**What is asked:**
Could you write out every entry exactly as it stands?

•••

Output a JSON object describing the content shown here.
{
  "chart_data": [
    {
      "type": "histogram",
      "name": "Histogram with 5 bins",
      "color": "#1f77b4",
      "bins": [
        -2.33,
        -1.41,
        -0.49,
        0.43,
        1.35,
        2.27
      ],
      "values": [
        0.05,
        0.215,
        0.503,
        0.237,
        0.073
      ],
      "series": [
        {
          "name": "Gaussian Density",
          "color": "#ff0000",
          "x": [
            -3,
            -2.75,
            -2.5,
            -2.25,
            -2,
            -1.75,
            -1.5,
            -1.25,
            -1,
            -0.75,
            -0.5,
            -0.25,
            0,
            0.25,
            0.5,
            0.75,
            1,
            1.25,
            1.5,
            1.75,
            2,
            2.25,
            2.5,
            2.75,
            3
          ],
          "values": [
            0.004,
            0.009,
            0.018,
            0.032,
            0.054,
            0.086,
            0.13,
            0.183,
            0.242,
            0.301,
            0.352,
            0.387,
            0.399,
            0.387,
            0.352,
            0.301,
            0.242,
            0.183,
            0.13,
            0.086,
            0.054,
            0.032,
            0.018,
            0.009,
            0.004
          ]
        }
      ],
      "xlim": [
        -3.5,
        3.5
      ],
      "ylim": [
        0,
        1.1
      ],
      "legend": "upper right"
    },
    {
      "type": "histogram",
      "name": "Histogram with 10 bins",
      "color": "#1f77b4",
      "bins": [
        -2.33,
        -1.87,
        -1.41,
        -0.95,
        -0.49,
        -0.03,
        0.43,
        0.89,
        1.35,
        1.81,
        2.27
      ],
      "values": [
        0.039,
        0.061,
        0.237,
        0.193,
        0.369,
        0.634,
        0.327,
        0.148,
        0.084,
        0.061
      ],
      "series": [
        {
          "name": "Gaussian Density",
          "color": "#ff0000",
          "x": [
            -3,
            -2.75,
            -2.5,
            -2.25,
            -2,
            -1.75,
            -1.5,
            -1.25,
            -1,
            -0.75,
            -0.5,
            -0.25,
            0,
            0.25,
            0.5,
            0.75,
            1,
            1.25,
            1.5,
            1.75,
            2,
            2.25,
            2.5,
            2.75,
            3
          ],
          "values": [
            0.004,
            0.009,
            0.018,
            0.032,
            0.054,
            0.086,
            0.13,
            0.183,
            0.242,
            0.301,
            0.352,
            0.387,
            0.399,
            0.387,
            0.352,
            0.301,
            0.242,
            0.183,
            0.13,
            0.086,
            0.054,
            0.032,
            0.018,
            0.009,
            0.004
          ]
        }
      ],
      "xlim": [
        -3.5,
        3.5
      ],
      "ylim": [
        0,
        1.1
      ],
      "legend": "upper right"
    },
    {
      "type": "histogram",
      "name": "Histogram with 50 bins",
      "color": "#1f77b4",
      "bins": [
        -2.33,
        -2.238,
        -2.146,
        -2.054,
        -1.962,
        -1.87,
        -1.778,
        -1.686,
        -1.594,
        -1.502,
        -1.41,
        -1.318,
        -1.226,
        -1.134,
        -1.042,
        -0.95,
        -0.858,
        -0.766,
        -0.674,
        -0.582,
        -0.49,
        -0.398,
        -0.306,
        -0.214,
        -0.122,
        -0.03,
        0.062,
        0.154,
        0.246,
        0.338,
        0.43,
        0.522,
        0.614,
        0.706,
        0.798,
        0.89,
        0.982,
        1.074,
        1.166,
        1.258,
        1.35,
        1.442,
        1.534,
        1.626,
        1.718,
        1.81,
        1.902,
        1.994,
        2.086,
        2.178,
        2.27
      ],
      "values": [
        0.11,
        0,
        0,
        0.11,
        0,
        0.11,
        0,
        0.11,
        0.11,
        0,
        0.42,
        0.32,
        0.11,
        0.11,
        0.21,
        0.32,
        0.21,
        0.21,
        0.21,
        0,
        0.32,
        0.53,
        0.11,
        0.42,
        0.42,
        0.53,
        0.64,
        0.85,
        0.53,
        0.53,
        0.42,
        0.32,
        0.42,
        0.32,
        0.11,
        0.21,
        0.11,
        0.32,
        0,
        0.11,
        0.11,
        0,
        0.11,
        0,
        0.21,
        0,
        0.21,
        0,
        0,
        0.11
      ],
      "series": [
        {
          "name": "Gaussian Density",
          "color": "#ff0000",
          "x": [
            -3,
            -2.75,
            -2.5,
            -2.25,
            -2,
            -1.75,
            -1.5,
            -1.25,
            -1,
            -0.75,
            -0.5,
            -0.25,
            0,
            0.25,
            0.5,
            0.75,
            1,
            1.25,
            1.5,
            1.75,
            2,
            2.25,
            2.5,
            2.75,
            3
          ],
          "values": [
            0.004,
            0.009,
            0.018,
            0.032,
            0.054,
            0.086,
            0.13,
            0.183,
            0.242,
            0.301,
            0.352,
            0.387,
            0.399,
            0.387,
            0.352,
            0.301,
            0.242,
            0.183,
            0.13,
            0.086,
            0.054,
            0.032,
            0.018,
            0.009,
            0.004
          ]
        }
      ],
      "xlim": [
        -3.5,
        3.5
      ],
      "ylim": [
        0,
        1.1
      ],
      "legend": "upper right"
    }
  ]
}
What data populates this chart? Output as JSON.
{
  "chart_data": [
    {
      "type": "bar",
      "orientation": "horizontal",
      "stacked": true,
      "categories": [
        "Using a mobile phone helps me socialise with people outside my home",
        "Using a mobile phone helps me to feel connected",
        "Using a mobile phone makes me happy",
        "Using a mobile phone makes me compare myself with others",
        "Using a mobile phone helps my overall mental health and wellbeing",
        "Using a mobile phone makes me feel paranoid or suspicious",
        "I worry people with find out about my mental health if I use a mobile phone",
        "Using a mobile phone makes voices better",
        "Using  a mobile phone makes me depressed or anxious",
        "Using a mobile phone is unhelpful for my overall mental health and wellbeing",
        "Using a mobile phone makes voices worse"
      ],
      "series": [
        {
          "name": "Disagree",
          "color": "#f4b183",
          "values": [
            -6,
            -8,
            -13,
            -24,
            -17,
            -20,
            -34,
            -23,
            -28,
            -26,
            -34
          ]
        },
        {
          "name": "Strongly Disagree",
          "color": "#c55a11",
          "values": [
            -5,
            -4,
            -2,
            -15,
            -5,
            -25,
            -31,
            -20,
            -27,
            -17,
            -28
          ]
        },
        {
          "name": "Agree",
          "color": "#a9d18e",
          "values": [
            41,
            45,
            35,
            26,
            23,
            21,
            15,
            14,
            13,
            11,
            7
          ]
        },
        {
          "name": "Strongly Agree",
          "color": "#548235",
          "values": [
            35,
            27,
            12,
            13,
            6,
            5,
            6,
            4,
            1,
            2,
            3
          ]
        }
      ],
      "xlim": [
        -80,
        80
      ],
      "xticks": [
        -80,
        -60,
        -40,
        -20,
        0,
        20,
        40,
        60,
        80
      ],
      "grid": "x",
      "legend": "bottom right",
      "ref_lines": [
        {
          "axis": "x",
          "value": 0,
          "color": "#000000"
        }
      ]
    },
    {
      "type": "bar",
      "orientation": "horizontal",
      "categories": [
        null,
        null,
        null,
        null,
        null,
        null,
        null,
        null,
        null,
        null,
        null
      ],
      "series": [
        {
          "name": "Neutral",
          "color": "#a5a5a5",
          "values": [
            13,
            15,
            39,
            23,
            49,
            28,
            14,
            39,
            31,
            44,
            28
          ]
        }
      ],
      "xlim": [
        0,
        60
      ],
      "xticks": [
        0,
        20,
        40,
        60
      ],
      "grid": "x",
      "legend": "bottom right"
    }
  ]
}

•••

**Result:**
Output a JSON object describing the content shown here.
{
  "chart_data": [
    {
      "type": "histogram",
      "name": "Histogram with 5 bins",
      "color": "#1f77b4",
      "bins": [
        -2.33,
        -1.41,
        -0.49,
        0.43,
        1.35,
        2.27
      ],
      "values": [
        0.05,
        0.215,
        0.503,
        0.237,
        0.073
      ],
      "series": [
        {
          "name": "Gaussian Density",
          "color": "#ff0000",
          "x": [
            -3,
            -2.75,
            -2.5,
            -2.25,
            -2,
            -1.75,
            -1.5,
            -1.25,
            -1,
            -0.75,
            -0.5,
            -0.25,
            0,
            0.25,
            0.5,
            0.75,
            1,
            1.25,
            1.5,
            1.75,
            2,
            2.25,
            2.5,
            2.75,
            3
          ],
          "values": [
            0.004,
            0.009,
            0.018,
            0.032,
            0.054,
            0.086,
            0.13,
            0.183,
            0.242,
            0.301,
            0.352,
            0.387,
            0.399,
            0.387,
            0.352,
            0.301,
            0.242,
            0.183,
            0.13,
            0.086,
            0.054,
            0.032,
            0.018,
            0.009,
            0.004
          ]
        }
      ],
      "xlim": [
        -3.5,
        3.5
      ],
      "ylim": [
        0,
        1.1
      ],
      "legend": "upper right"
    },
    {
      "type": "histogram",
      "name": "Histogram with 10 bins",
      "color": "#1f77b4",
      "bins": [
        -2.33,
        -1.87,
        -1.41,
        -0.95,
        -0.49,
        -0.03,
        0.43,
        0.89,
        1.35,
        1.81,
        2.27
      ],
      "values": [
        0.039,
        0.061,
        0.237,
        0.193,
        0.369,
        0.634,
        0.327,
        0.148,
        0.084,
        0.061
      ],
      "series": [
        {
          "name": "Gaussian Density",
          "color": "#ff0000",
          "x": [
            -3,
            -2.75,
            -2.5,
            -2.25,
            -2,
            -1.75,
            -1.5,
            -1.25,
            -1,
            -0.75,
            -0.5,
            -0.25,
            0,
            0.25,
            0.5,
            0.75,
            1,
            1.25,
            1.5,
            1.75,
            2,
            2.25,
            2.5,
            2.75,
            3
          ],
          "values": [
            0.004,
            0.009,
            0.018,
            0.032,
            0.054,
            0.086,
            0.13,
            0.183,
            0.242,
            0.301,
            0.352,
            0.387,
            0.399,
            0.387,
            0.352,
            0.301,
            0.242,
            0.183,
            0.13,
            0.086,
            0.054,
            0.032,
            0.018,
            0.009,
            0.004
          ]
        }
      ],
      "xlim": [
        -3.5,
        3.5
      ],
      "ylim": [
        0,
        1.1
      ],
      "legend": "upper right"
    },
    {
      "type": "histogram",
      "name": "Histogram with 50 bins",
      "color": "#1f77b4",
      "bins": [
        -2.33,
        -2.238,
        -2.146,
        -2.054,
        -1.962,
        -1.87,
        -1.778,
        -1.686,
        -1.594,
        -1.502,
        -1.41,
        -1.318,
        -1.226,
        -1.134,
        -1.042,
        -0.95,
        -0.858,
        -0.766,
        -0.674,
        -0.582,
        -0.49,
        -0.398,
        -0.306,
        -0.214,
        -0.122,
        -0.03,
        0.062,
        0.154,
        0.246,
        0.338,
        0.43,
        0.522,
        0.614,
        0.706,
        0.798,
        0.89,
        0.982,
        1.074,
        1.166,
        1.258,
        1.35,
        1.442,
        1.534,
        1.626,
        1.718,
        1.81,
        1.902,
        1.994,
        2.086,
        2.178,
        2.27
      ],
      "values": [
        0.11,
        0,
        0,
        0.11,
        0,
        0.11,
        0,
        0.11,
        0.11,
        0,
        0.42,
        0.32,
        0.11,
        0.11,
        0.21,
        0.32,
        0.21,
        0.21,
        0.21,
        0,
        0.32,
        0.53,
        0.11,
        0.42,
        0.42,
        0.53,
        0.64,
        0.85,
        0.53,
        0.53,
        0.42,
        0.32,
        0.42,
        0.32,
        0.11,
        0.21,
        0.11,
        0.32,
        0,
        0.11,
        0.11,
        0,
        0.11,
        0,
        0.21,
        0,
        0.21,
        0,
        0,
        0.11
      ],
      "series": [
        {
          "name": "Gaussian Density",
          "color": "#ff0000",
          "x": [
            -3,
            -2.75,
            -2.5,
            -2.25,
            -2,
            -1.75,
            -1.5,
            -1.25,
            -1,
            -0.75,
            -0.5,
            -0.25,
            0,
            0.25,
            0.5,
            0.75,
            1,
            1.25,
            1.5,
            1.75,
            2,
            2.25,
            2.5,
            2.75,
            3
          ],
          "values": [
            0.004,
            0.009,
            0.018,
            0.032,
            0.054,
            0.086,
            0.13,
            0.183,
            0.242,
            0.301,
            0.352,
            0.387,
            0.399,
            0.387,
            0.352,
            0.301,
            0.242,
            0.183,
            0.13,
            0.086,
            0.054,
            0.032,
            0.018,
            0.009,
            0.004
          ]
        }
      ],
      "xlim": [
        -3.5,
        3.5
      ],
      "ylim": [
        0,
        1.1
      ],
      "legend": "upper right"
    }
  ]
}
What data populates this chart? Output as JSON.
{
  "chart_data": [
    {
      "type": "bar",
      "orientation": "horizontal",
      "stacked": true,
      "categories": [
        "Using a mobile phone helps me socialise with people outside my home",
        "Using a mobile phone helps me to feel connected",
        "Using a mobile phone makes me happy",
        "Using a mobile phone makes me compare myself with others",
        "Using a mobile phone helps my overall mental health and wellbeing",
        "Using a mobile phone makes me feel paranoid or suspicious",
        "I worry people with find out about my mental health if I use a mobile phone",
        "Using a mobile phone makes voices better",
        "Using  a mobile phone makes me depressed or anxious",
        "Using a mobile phone is unhelpful for my overall mental health and wellbeing",
        "Using a mobile phone makes voices worse"
      ],
      "series": [
        {
          "name": "Disagree",
          "color": "#f4b183",
          "values": [
            -6,
            -8,
            -13,
            -24,
            -17,
            -20,
            -34,
            -23,
            -28,
            -26,
            -34
          ]
        },
        {
          "name": "Strongly Disagree",
          "color": "#c55a11",
          "values": [
            -5,
            -4,
            -2,
            -15,
            -5,
            -25,
            -31,
            -20,
            -27,
            -17,
            -28
          ]
        },
        {
          "name": "Agree",
          "color": "#a9d18e",
          "values": [
            41,
            45,
            35,
            26,
            23,
            21,
            15,
            14,
            13,
            11,
            7
          ]
        },
        {
          "name": "Strongly Agree",
          "color": "#548235",
          "values": [
            35,
            27,
            12,
            13,
            6,
            5,
            6,
            4,
            1,
            2,
            3
          ]
        }
      ],
      "xlim": [
        -80,
        80
      ],
      "xticks": [
        -80,
        -60,
        -40,
        -20,
        0,
        20,
        40,
        60,
        80
      ],
      "grid": "x",
      "legend": "bottom right",
      "ref_lines": [
        {
          "axis": "x",
          "value": 0,
          "color": "#000000"
        }
      ]
    },
    {
      "type": "bar",
      "orientation": "horizontal",
      "categories": [
        null,
        null,
        null,
        null,
        null,
        null,
        null,
        null,
        null,
        null,
        null
      ],
      "series": [
        {
          "name": "Neutral",
          "color": "#a5a5a5",
          "values": [
            13,
            15,
            39,
            23,
            49,
            28,
            14,
            39,
            31,
            44,
            28
          ]
        }
      ],
      "xlim": [
        0,
        60
      ],
      "xticks": [
        0,
        20,
        40,
        60
      ],
      "grid": "x",
      "legend": "bottom right"
    }
  ]
}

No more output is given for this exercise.